#### DIRECTION:
Quote the listing in full, exactly as given, minus any pictures.
--- START SUPPLIED RECORDS ---
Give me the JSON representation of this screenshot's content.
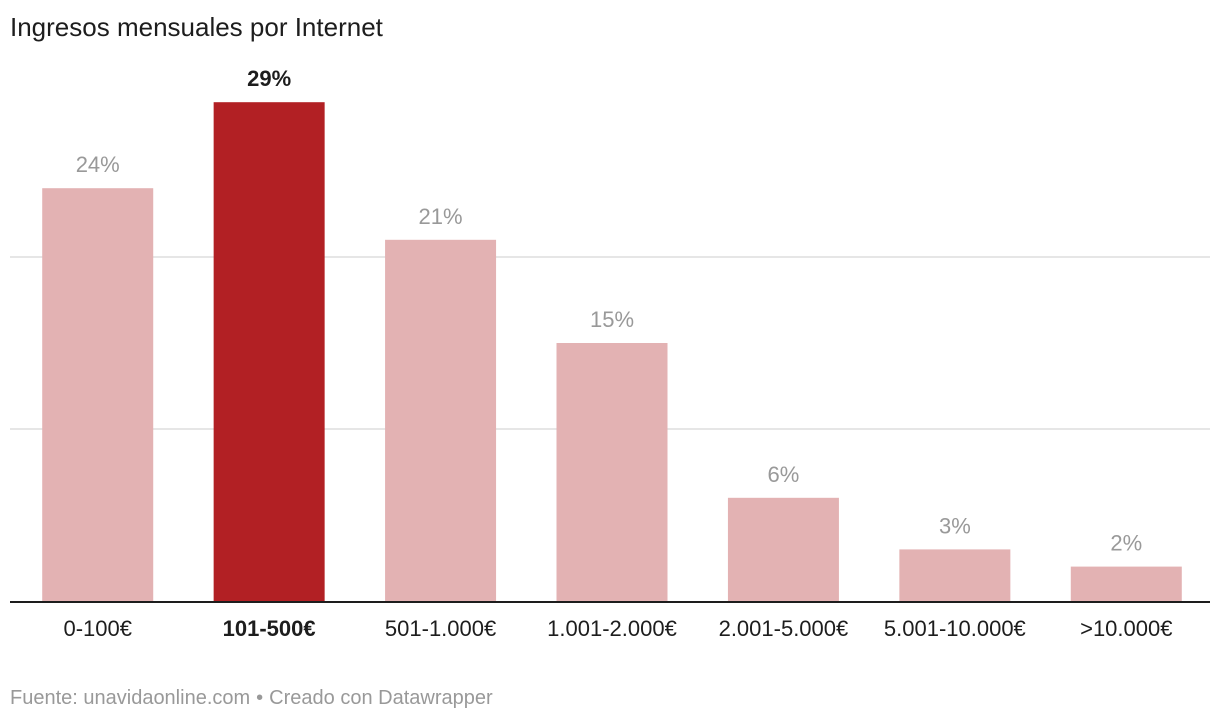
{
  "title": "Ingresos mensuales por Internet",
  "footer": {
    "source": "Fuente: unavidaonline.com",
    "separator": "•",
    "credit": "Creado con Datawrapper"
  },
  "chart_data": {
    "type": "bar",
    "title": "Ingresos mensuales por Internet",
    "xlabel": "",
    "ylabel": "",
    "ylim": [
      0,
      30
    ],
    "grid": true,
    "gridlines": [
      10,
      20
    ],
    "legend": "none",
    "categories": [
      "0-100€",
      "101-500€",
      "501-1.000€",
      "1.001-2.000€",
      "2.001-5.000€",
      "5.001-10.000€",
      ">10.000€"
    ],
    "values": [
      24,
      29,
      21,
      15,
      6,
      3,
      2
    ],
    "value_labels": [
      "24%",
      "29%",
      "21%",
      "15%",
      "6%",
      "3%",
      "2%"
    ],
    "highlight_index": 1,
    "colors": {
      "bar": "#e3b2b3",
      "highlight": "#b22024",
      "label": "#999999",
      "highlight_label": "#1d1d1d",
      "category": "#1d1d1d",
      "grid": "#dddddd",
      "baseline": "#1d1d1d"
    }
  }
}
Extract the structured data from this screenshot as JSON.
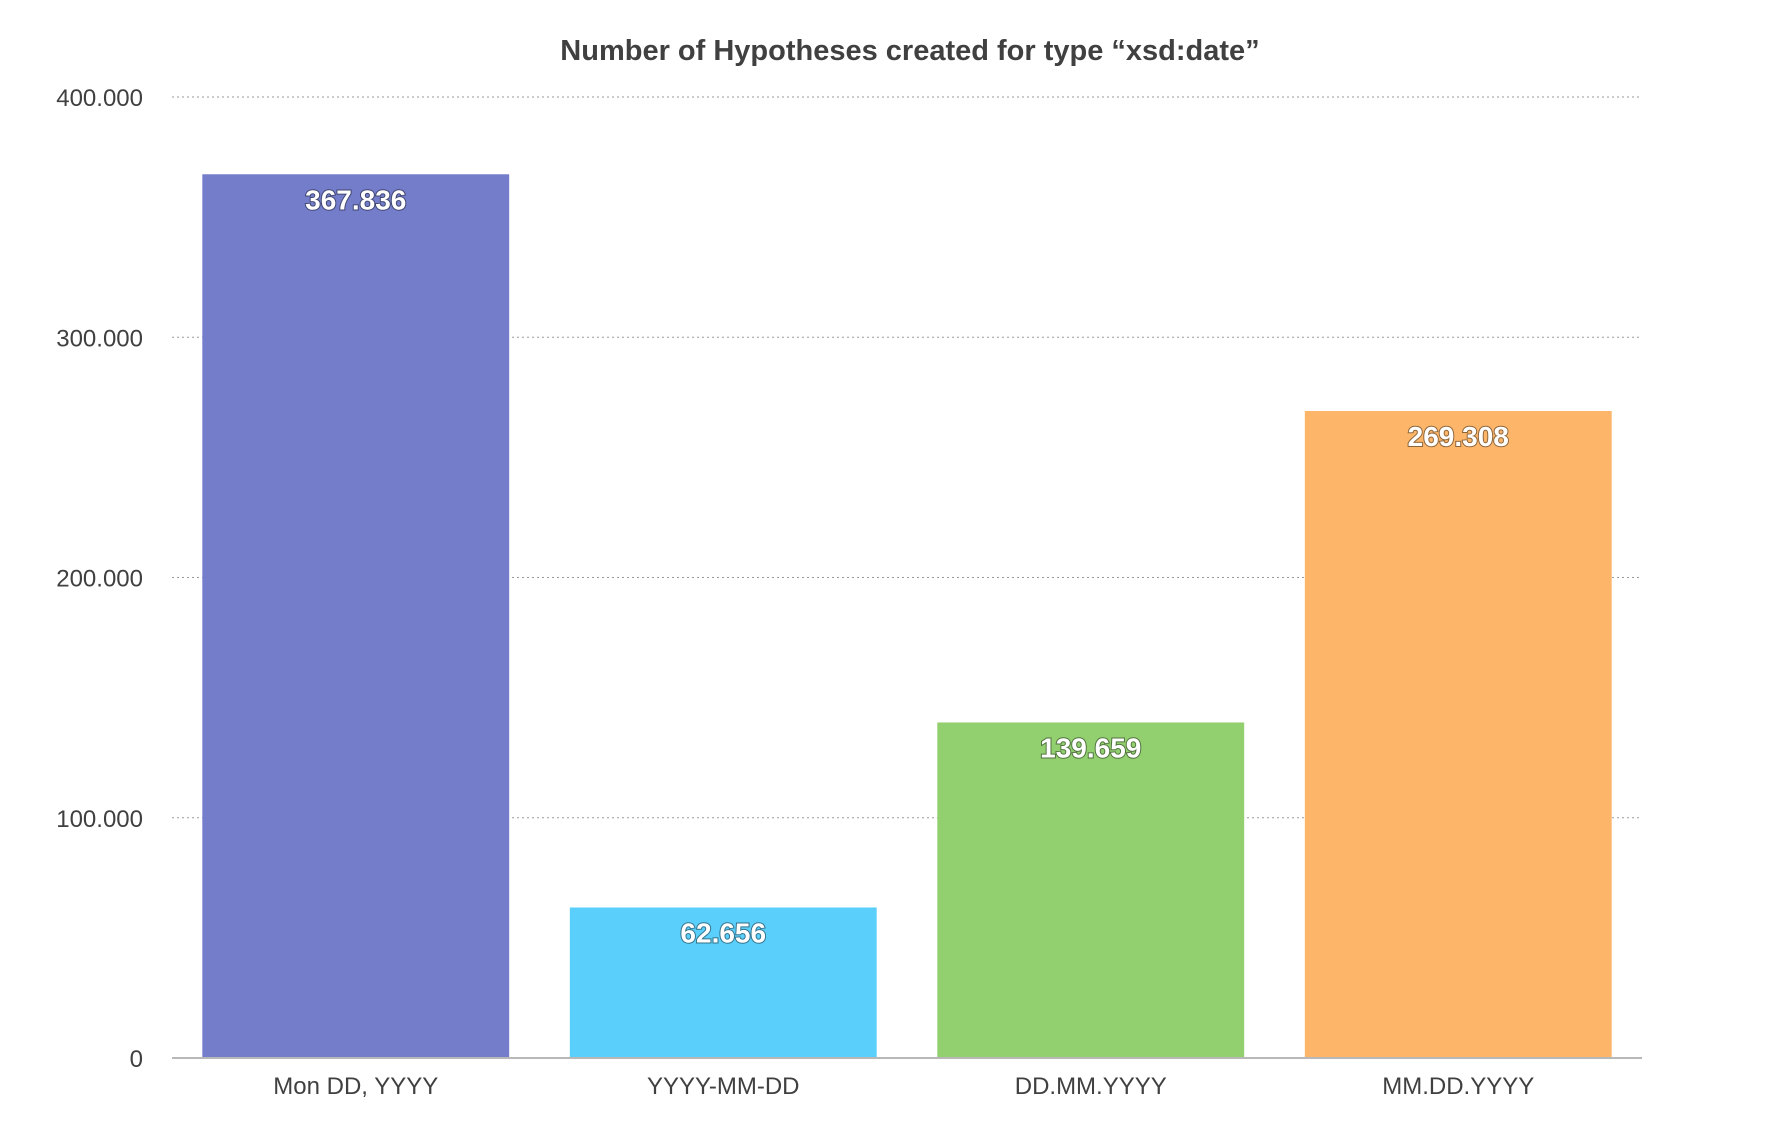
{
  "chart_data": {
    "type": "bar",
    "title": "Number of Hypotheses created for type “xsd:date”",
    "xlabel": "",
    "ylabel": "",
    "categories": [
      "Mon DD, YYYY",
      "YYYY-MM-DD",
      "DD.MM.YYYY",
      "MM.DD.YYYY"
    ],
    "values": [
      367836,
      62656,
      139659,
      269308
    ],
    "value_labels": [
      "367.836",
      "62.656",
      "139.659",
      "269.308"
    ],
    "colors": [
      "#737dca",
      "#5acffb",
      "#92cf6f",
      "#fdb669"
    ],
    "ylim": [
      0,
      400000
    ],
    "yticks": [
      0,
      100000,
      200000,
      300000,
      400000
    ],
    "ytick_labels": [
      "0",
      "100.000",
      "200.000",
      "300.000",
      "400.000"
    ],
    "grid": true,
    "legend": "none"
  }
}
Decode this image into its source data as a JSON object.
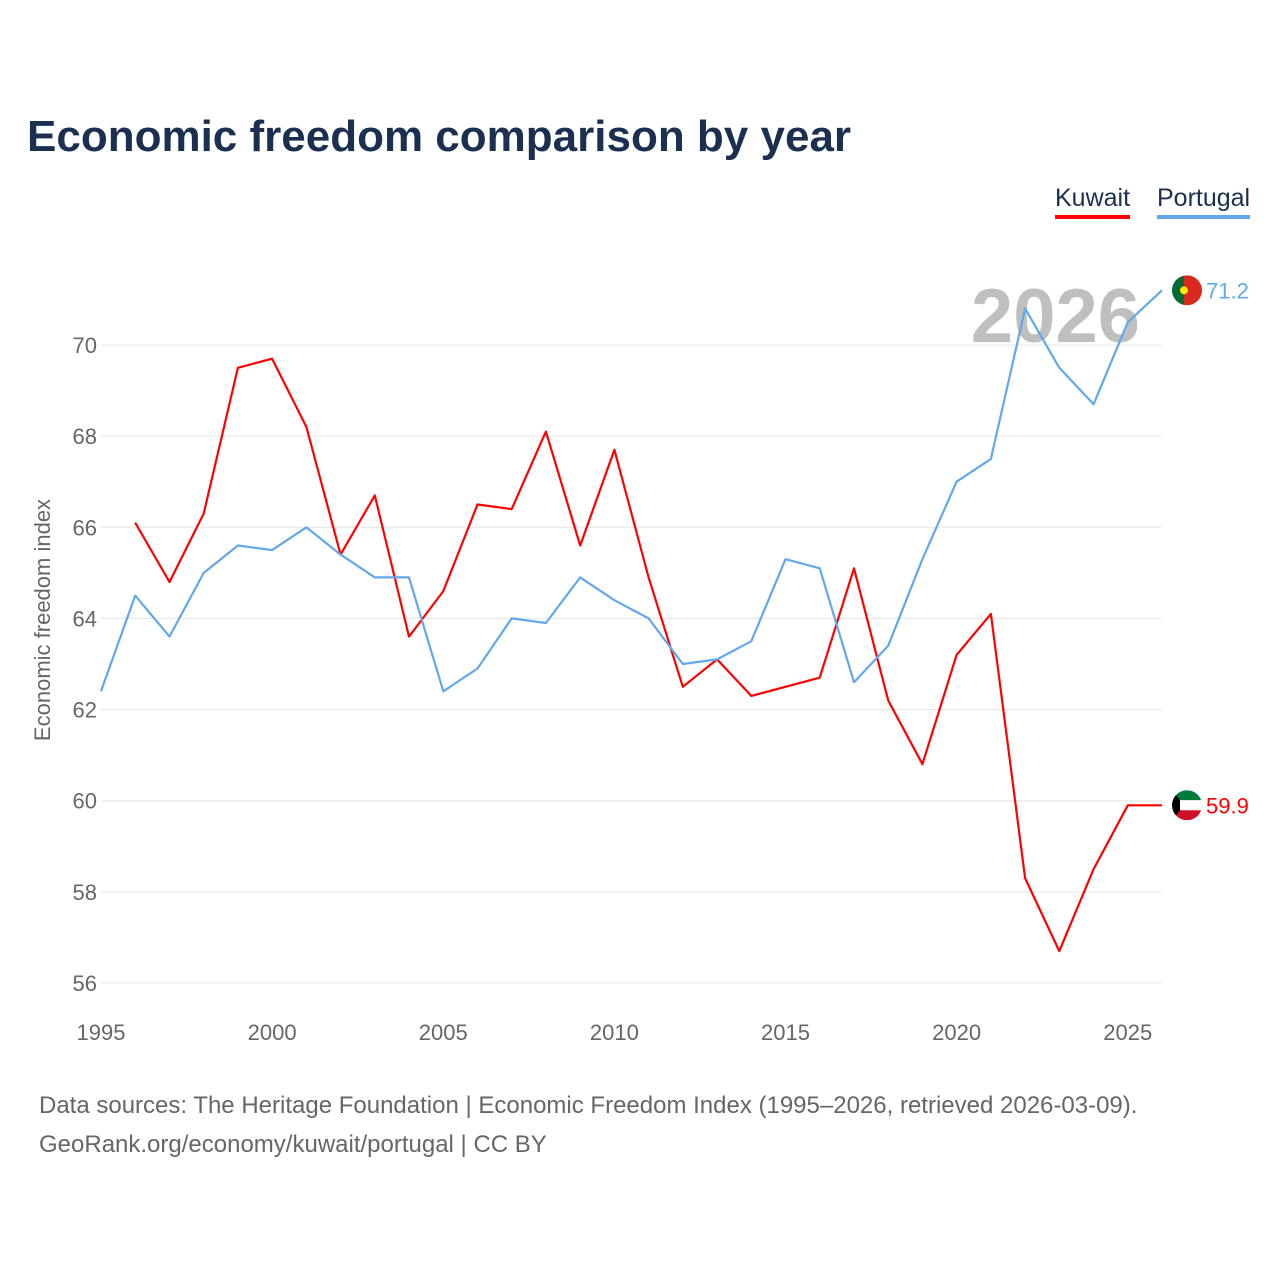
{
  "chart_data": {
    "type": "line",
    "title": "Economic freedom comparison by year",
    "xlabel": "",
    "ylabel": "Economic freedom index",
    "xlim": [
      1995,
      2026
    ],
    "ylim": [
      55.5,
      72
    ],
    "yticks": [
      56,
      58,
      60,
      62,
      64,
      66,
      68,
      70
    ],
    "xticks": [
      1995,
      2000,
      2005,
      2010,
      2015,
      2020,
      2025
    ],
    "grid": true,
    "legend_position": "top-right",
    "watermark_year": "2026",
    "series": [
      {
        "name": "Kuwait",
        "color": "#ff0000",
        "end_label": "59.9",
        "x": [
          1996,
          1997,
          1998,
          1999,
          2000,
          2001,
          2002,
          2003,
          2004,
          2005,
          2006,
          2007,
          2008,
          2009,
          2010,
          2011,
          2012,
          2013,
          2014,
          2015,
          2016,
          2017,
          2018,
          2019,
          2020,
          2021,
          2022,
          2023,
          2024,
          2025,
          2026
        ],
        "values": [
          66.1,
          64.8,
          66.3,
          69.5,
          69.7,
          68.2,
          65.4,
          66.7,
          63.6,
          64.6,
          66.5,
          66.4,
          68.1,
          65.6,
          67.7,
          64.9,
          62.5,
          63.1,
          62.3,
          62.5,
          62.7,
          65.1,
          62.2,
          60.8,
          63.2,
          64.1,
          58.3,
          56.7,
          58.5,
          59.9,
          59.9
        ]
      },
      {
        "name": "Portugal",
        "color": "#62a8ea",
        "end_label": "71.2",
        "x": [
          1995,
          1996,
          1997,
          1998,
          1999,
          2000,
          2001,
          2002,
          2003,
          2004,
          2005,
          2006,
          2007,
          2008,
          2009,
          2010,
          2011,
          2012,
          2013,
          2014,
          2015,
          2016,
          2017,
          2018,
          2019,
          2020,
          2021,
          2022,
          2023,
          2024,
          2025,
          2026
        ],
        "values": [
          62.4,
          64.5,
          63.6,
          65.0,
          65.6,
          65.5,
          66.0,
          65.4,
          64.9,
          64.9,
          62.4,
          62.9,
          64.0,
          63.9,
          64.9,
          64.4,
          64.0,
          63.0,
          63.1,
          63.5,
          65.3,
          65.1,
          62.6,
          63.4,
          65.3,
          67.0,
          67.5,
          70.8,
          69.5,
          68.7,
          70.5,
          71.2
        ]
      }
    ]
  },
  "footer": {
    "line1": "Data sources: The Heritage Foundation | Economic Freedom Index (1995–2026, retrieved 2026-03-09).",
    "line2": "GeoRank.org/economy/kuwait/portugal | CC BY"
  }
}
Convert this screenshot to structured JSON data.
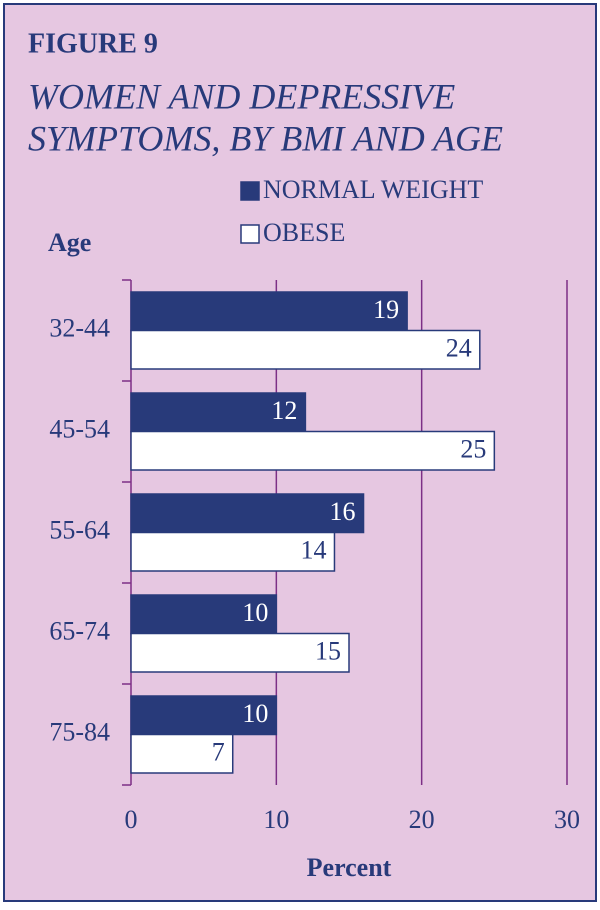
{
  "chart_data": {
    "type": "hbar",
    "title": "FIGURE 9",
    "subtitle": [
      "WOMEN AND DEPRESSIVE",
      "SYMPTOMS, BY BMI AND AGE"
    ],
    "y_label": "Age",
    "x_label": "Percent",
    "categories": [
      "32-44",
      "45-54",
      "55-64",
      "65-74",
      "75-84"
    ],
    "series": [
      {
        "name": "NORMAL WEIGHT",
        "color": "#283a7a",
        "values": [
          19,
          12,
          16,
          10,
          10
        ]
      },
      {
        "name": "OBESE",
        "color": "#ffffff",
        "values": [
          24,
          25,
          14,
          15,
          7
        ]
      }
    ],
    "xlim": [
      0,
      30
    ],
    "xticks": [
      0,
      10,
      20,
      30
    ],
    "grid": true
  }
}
--- END SUPPLIED RECORDS ---
#### SOLUTION FOR THIS TASK:
Give me the JSON representation of this screenshot's content.
{
  "title": "Ingresos mensuales por Internet",
  "footer": {
    "source": "Fuente: unavidaonline.com",
    "separator": "•",
    "credit": "Creado con Datawrapper"
  },
  "chart_data": {
    "type": "bar",
    "title": "Ingresos mensuales por Internet",
    "xlabel": "",
    "ylabel": "",
    "ylim": [
      0,
      30
    ],
    "grid": true,
    "gridlines": [
      10,
      20
    ],
    "legend": "none",
    "categories": [
      "0-100€",
      "101-500€",
      "501-1.000€",
      "1.001-2.000€",
      "2.001-5.000€",
      "5.001-10.000€",
      ">10.000€"
    ],
    "values": [
      24,
      29,
      21,
      15,
      6,
      3,
      2
    ],
    "value_labels": [
      "24%",
      "29%",
      "21%",
      "15%",
      "6%",
      "3%",
      "2%"
    ],
    "highlight_index": 1,
    "colors": {
      "bar": "#e3b2b3",
      "highlight": "#b22024",
      "label": "#999999",
      "highlight_label": "#1d1d1d",
      "category": "#1d1d1d",
      "grid": "#dddddd",
      "baseline": "#1d1d1d"
    }
  }
}
Extract the structured data from this screenshot as JSON.
{
  "chart_data": {
    "type": "bar",
    "title": "Number of Hypotheses created for type “xsd:date”",
    "xlabel": "",
    "ylabel": "",
    "categories": [
      "Mon DD, YYYY",
      "YYYY-MM-DD",
      "DD.MM.YYYY",
      "MM.DD.YYYY"
    ],
    "values": [
      367836,
      62656,
      139659,
      269308
    ],
    "value_labels": [
      "367.836",
      "62.656",
      "139.659",
      "269.308"
    ],
    "colors": [
      "#737dca",
      "#5acffb",
      "#92cf6f",
      "#fdb669"
    ],
    "ylim": [
      0,
      400000
    ],
    "yticks": [
      0,
      100000,
      200000,
      300000,
      400000
    ],
    "ytick_labels": [
      "0",
      "100.000",
      "200.000",
      "300.000",
      "400.000"
    ],
    "grid": true,
    "legend": "none"
  }
}
Decode this image into its source data as a JSON object.
{
  "chart_data": {
    "type": "line",
    "title": "Economic freedom comparison by year",
    "xlabel": "",
    "ylabel": "Economic freedom index",
    "xlim": [
      1995,
      2026
    ],
    "ylim": [
      55.5,
      72
    ],
    "yticks": [
      56,
      58,
      60,
      62,
      64,
      66,
      68,
      70
    ],
    "xticks": [
      1995,
      2000,
      2005,
      2010,
      2015,
      2020,
      2025
    ],
    "grid": true,
    "legend_position": "top-right",
    "watermark_year": "2026",
    "series": [
      {
        "name": "Kuwait",
        "color": "#ff0000",
        "end_label": "59.9",
        "x": [
          1996,
          1997,
          1998,
          1999,
          2000,
          2001,
          2002,
          2003,
          2004,
          2005,
          2006,
          2007,
          2008,
          2009,
          2010,
          2011,
          2012,
          2013,
          2014,
          2015,
          2016,
          2017,
          2018,
          2019,
          2020,
          2021,
          2022,
          2023,
          2024,
          2025,
          2026
        ],
        "values": [
          66.1,
          64.8,
          66.3,
          69.5,
          69.7,
          68.2,
          65.4,
          66.7,
          63.6,
          64.6,
          66.5,
          66.4,
          68.1,
          65.6,
          67.7,
          64.9,
          62.5,
          63.1,
          62.3,
          62.5,
          62.7,
          65.1,
          62.2,
          60.8,
          63.2,
          64.1,
          58.3,
          56.7,
          58.5,
          59.9,
          59.9
        ]
      },
      {
        "name": "Portugal",
        "color": "#62a8ea",
        "end_label": "71.2",
        "x": [
          1995,
          1996,
          1997,
          1998,
          1999,
          2000,
          2001,
          2002,
          2003,
          2004,
          2005,
          2006,
          2007,
          2008,
          2009,
          2010,
          2011,
          2012,
          2013,
          2014,
          2015,
          2016,
          2017,
          2018,
          2019,
          2020,
          2021,
          2022,
          2023,
          2024,
          2025,
          2026
        ],
        "values": [
          62.4,
          64.5,
          63.6,
          65.0,
          65.6,
          65.5,
          66.0,
          65.4,
          64.9,
          64.9,
          62.4,
          62.9,
          64.0,
          63.9,
          64.9,
          64.4,
          64.0,
          63.0,
          63.1,
          63.5,
          65.3,
          65.1,
          62.6,
          63.4,
          65.3,
          67.0,
          67.5,
          70.8,
          69.5,
          68.7,
          70.5,
          71.2
        ]
      }
    ]
  },
  "footer": {
    "line1": "Data sources: The Heritage Foundation | Economic Freedom Index (1995–2026, retrieved 2026-03-09).",
    "line2": "GeoRank.org/economy/kuwait/portugal | CC BY"
  }
}
Convert this screenshot to structured JSON data.
{
  "chart_data": {
    "type": "hbar",
    "title": "FIGURE 9",
    "subtitle": [
      "WOMEN AND DEPRESSIVE",
      "SYMPTOMS, BY BMI AND AGE"
    ],
    "y_label": "Age",
    "x_label": "Percent",
    "categories": [
      "32-44",
      "45-54",
      "55-64",
      "65-74",
      "75-84"
    ],
    "series": [
      {
        "name": "NORMAL WEIGHT",
        "color": "#283a7a",
        "values": [
          19,
          12,
          16,
          10,
          10
        ]
      },
      {
        "name": "OBESE",
        "color": "#ffffff",
        "values": [
          24,
          25,
          14,
          15,
          7
        ]
      }
    ],
    "xlim": [
      0,
      30
    ],
    "xticks": [
      0,
      10,
      20,
      30
    ],
    "grid": true
  }
}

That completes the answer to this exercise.